» Written request
Swap each "million yen" for "billion yen" in the entries from the start up to and including the line with "3 Years bbox=[225, 132, 234, 138]". Give those lines again with nothing else changed.

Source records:
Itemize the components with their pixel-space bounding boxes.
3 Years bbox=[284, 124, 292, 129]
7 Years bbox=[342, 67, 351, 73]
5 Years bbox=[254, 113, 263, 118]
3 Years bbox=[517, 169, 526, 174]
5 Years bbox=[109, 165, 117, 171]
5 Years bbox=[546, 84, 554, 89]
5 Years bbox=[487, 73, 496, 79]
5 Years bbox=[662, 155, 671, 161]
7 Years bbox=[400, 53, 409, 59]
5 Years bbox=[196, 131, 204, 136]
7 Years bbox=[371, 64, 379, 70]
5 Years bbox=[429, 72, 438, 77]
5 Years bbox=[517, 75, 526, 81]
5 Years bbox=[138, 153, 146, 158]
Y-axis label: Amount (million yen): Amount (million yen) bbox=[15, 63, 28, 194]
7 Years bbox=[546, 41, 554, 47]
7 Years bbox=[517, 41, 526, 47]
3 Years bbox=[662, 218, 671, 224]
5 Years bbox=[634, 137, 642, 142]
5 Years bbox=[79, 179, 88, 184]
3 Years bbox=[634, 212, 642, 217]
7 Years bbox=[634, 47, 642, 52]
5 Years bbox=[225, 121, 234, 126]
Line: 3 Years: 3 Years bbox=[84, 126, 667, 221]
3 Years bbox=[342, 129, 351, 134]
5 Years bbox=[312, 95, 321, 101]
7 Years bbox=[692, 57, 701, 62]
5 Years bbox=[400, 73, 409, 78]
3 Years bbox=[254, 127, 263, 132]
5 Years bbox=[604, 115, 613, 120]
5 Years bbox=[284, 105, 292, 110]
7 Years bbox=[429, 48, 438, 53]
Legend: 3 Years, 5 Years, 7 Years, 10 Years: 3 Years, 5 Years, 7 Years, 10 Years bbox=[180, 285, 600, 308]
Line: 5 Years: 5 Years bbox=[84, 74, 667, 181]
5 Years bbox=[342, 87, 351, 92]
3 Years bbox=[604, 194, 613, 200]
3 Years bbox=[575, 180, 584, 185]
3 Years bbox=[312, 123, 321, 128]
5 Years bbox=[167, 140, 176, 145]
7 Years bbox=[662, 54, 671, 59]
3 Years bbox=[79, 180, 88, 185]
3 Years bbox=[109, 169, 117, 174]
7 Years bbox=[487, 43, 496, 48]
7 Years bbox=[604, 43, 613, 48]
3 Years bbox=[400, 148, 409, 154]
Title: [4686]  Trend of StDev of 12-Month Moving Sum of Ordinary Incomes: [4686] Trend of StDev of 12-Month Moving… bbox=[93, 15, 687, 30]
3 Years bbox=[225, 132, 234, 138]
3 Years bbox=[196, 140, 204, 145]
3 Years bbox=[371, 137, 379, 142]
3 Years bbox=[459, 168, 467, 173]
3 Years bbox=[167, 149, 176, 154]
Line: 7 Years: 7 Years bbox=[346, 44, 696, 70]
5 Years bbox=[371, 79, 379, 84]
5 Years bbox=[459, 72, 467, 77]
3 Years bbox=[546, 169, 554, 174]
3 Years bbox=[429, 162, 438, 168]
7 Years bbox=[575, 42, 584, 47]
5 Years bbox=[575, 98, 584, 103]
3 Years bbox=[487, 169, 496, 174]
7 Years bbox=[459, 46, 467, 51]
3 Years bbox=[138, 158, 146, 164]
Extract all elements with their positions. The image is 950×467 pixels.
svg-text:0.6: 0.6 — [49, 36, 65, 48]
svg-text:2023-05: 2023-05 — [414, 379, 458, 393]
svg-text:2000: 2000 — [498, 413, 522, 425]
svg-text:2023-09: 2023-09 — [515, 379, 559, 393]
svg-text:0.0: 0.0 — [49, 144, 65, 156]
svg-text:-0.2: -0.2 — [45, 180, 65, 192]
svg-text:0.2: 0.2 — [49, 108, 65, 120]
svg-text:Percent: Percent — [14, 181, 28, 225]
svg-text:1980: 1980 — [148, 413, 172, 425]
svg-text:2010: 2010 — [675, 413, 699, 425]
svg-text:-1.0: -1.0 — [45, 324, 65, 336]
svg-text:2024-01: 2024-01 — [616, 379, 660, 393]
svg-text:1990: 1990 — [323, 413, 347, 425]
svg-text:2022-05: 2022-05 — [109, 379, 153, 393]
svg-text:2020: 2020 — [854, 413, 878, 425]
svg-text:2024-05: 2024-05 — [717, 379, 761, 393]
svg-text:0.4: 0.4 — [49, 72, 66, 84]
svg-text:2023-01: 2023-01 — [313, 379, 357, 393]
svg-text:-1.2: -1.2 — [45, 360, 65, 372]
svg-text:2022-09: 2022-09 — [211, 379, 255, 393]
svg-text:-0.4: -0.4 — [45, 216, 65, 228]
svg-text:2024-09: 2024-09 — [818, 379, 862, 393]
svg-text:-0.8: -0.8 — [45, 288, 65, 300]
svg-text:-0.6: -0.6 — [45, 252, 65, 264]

» Solution to the exercise
Itemize the components with their pixel-space bounding boxes.
3 Years bbox=[284, 124, 292, 129]
7 Years bbox=[342, 67, 351, 73]
5 Years bbox=[254, 113, 263, 118]
3 Years bbox=[517, 169, 526, 174]
5 Years bbox=[109, 165, 117, 171]
5 Years bbox=[546, 84, 554, 89]
5 Years bbox=[487, 73, 496, 79]
5 Years bbox=[662, 155, 671, 161]
7 Years bbox=[400, 53, 409, 59]
5 Years bbox=[196, 131, 204, 136]
7 Years bbox=[371, 64, 379, 70]
5 Years bbox=[429, 72, 438, 77]
5 Years bbox=[517, 75, 526, 81]
5 Years bbox=[138, 153, 146, 158]
Y-axis label: Amount (billion yen): Amount (billion yen) bbox=[15, 63, 28, 194]
7 Years bbox=[546, 41, 554, 47]
7 Years bbox=[517, 41, 526, 47]
3 Years bbox=[662, 218, 671, 224]
5 Years bbox=[634, 137, 642, 142]
5 Years bbox=[79, 179, 88, 184]
3 Years bbox=[634, 212, 642, 217]
7 Years bbox=[634, 47, 642, 52]
5 Years bbox=[225, 121, 234, 126]
Line: 3 Years: 3 Years bbox=[84, 126, 667, 221]
3 Years bbox=[342, 129, 351, 134]
5 Years bbox=[312, 95, 321, 101]
7 Years bbox=[692, 57, 701, 62]
5 Years bbox=[400, 73, 409, 78]
3 Years bbox=[254, 127, 263, 132]
5 Years bbox=[604, 115, 613, 120]
5 Years bbox=[284, 105, 292, 110]
7 Years bbox=[429, 48, 438, 53]
Legend: 3 Years, 5 Years, 7 Years, 10 Years: 3 Years, 5 Years, 7 Years, 10 Years bbox=[180, 285, 600, 308]
Line: 5 Years: 5 Years bbox=[84, 74, 667, 181]
5 Years bbox=[342, 87, 351, 92]
3 Years bbox=[604, 194, 613, 200]
3 Years bbox=[575, 180, 584, 185]
3 Years bbox=[312, 123, 321, 128]
5 Years bbox=[167, 140, 176, 145]
7 Years bbox=[662, 54, 671, 59]
3 Years bbox=[79, 180, 88, 185]
3 Years bbox=[109, 169, 117, 174]
7 Years bbox=[487, 43, 496, 48]
7 Years bbox=[604, 43, 613, 48]
3 Years bbox=[400, 148, 409, 154]
Title: [4686]  Trend of StDev of 12-Month Moving Sum of Ordinary Incomes: [4686] Trend of StDev of 12-Month Moving… bbox=[93, 15, 687, 30]
3 Years bbox=[225, 132, 234, 138]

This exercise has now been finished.